Recorded data:
BEGIN

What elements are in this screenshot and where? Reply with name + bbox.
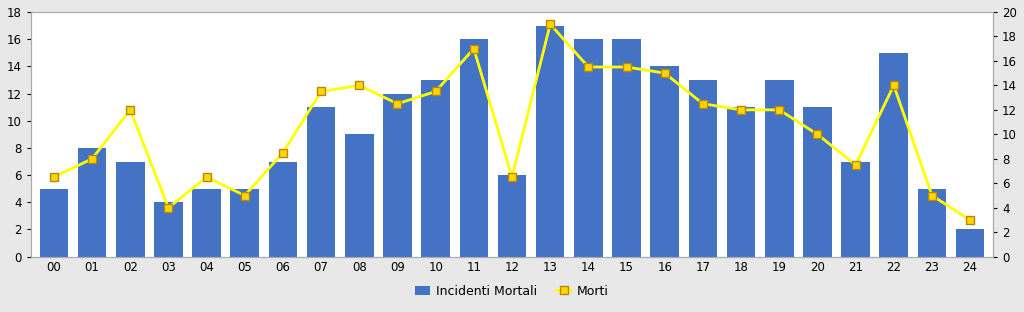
Bar [345, 134, 374, 257]
Bar [193, 189, 221, 257]
Bar [842, 162, 870, 257]
Bar [955, 230, 984, 257]
Bar [40, 189, 69, 257]
Bar [574, 39, 603, 257]
Bar [765, 80, 794, 257]
Bar [421, 80, 450, 257]
Bar [230, 189, 259, 257]
Bar [460, 39, 488, 257]
Bar [612, 39, 641, 257]
Bar [498, 175, 526, 257]
Bar [383, 94, 412, 257]
Bar [154, 202, 182, 257]
Bar [268, 162, 297, 257]
Bar [803, 107, 831, 257]
Bar [727, 107, 756, 257]
Bar [650, 66, 679, 257]
Bar [78, 148, 106, 257]
Bar [688, 80, 717, 257]
Legend: Incidenti Mortali, Morti: Incidenti Mortali, Morti [410, 280, 614, 303]
Bar [307, 107, 336, 257]
Bar [536, 26, 564, 257]
Bar [918, 189, 946, 257]
Bar [116, 162, 144, 257]
Bar [880, 53, 908, 257]
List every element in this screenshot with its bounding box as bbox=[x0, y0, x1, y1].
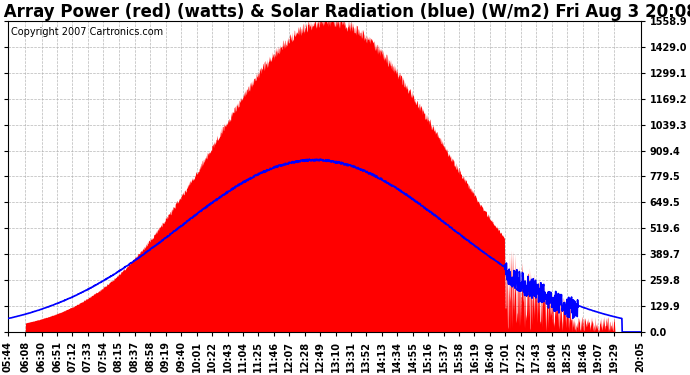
Text: Copyright 2007 Cartronics.com: Copyright 2007 Cartronics.com bbox=[11, 27, 163, 37]
Title: West Array Power (red) (watts) & Solar Radiation (blue) (W/m2) Fri Aug 3 20:08: West Array Power (red) (watts) & Solar R… bbox=[0, 3, 690, 21]
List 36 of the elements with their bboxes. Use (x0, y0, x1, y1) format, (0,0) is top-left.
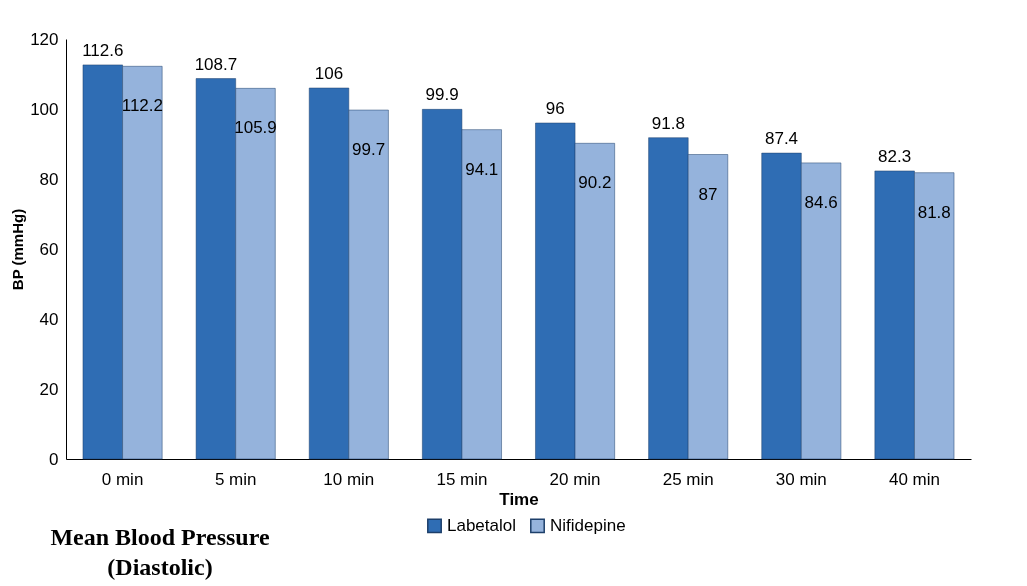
x-tick-label: 40 min (888, 469, 940, 489)
data-label: 82.3 (878, 146, 912, 166)
data-label: 94.1 (465, 159, 499, 179)
y-tick-label: 0 (49, 449, 59, 469)
data-label: 112.6 (82, 40, 124, 60)
text: Mean Blood Pressure (Diastolic) (49, 523, 271, 582)
data-label: 87 (698, 184, 718, 204)
y-tick-label: 80 (39, 169, 59, 189)
data-label: 112.2 (121, 96, 163, 116)
data-label: 90.2 (578, 173, 612, 193)
y-tick-label: 60 (39, 239, 59, 259)
y-tick-label: 100 (30, 99, 59, 119)
data-label: 105.9 (234, 118, 277, 138)
x-tick-label: 5 min (214, 469, 257, 489)
data-label: 96 (545, 99, 565, 118)
legend-label: Labetalol (447, 515, 517, 535)
y-tick-label: 120 (30, 29, 59, 49)
x-tick-label: 20 min (549, 469, 601, 489)
data-label: 99.9 (425, 85, 459, 105)
x-tick-label: 25 min (662, 469, 714, 489)
data-label: 87.4 (764, 129, 799, 149)
data-label: 108.7 (194, 54, 238, 74)
x-tick-label: 30 min (775, 469, 827, 489)
y-tick-label: 40 (39, 309, 59, 329)
data-label: 91.8 (651, 113, 685, 133)
x-tick-label: 15 min (436, 469, 488, 489)
legend-label: Nifidepine (550, 515, 626, 535)
y-tick-label: 20 (39, 379, 59, 399)
data-label: 106 (314, 64, 344, 83)
data-label: 99.7 (352, 140, 386, 160)
x-tick-label: 10 min (323, 469, 375, 489)
data-label: 81.8 (917, 202, 951, 222)
x-tick-label: 0 min (101, 469, 144, 489)
y-axis-title: BP (mmHg) (9, 208, 27, 291)
data-label: 84.6 (804, 192, 838, 212)
x-axis-title: Time (499, 489, 539, 509)
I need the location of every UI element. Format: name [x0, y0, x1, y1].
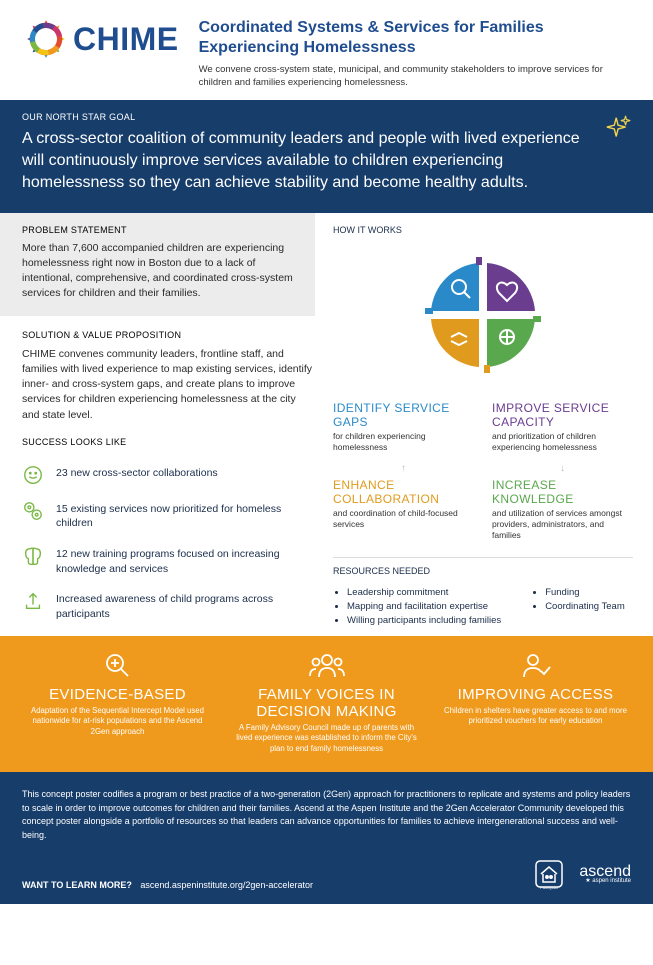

END

Copy the items word for word, beginning at the start and stopping after the line that contains "List 36 of the". Leave the pictures out.

Solution for this exercise:
What elements are in this screenshot and where? Reply with name + bbox.
Bar [345, 134, 374, 257]
Bar [193, 189, 221, 257]
Bar [842, 162, 870, 257]
Bar [955, 230, 984, 257]
Bar [40, 189, 69, 257]
Bar [574, 39, 603, 257]
Bar [765, 80, 794, 257]
Bar [421, 80, 450, 257]
Bar [230, 189, 259, 257]
Bar [460, 39, 488, 257]
Bar [612, 39, 641, 257]
Bar [498, 175, 526, 257]
Bar [383, 94, 412, 257]
Bar [154, 202, 182, 257]
Bar [268, 162, 297, 257]
Bar [803, 107, 831, 257]
Bar [727, 107, 756, 257]
Bar [650, 66, 679, 257]
Bar [78, 148, 106, 257]
Bar [688, 80, 717, 257]
Legend: Incidenti Mortali, Morti: Incidenti Mortali, Morti [410, 280, 614, 303]
Bar [307, 107, 336, 257]
Bar [536, 26, 564, 257]
Bar [918, 189, 946, 257]
Bar [116, 162, 144, 257]
Bar [880, 53, 908, 257]
List every element in this screenshot with its bounding box as bbox=[x0, y0, x1, y1].
Text: Copyright 2007 Cartronics.com: Copyright 2007 Cartronics.com bbox=[11, 27, 163, 37]
Title: West Array Power (red) (watts) & Solar Radiation (blue) (W/m2) Fri Aug 3 20:08: West Array Power (red) (watts) & Solar R… bbox=[0, 3, 690, 21]
List 36 of the elements with their bboxes. Use (x0, y0, x1, y1) format, (0,0) is top-left.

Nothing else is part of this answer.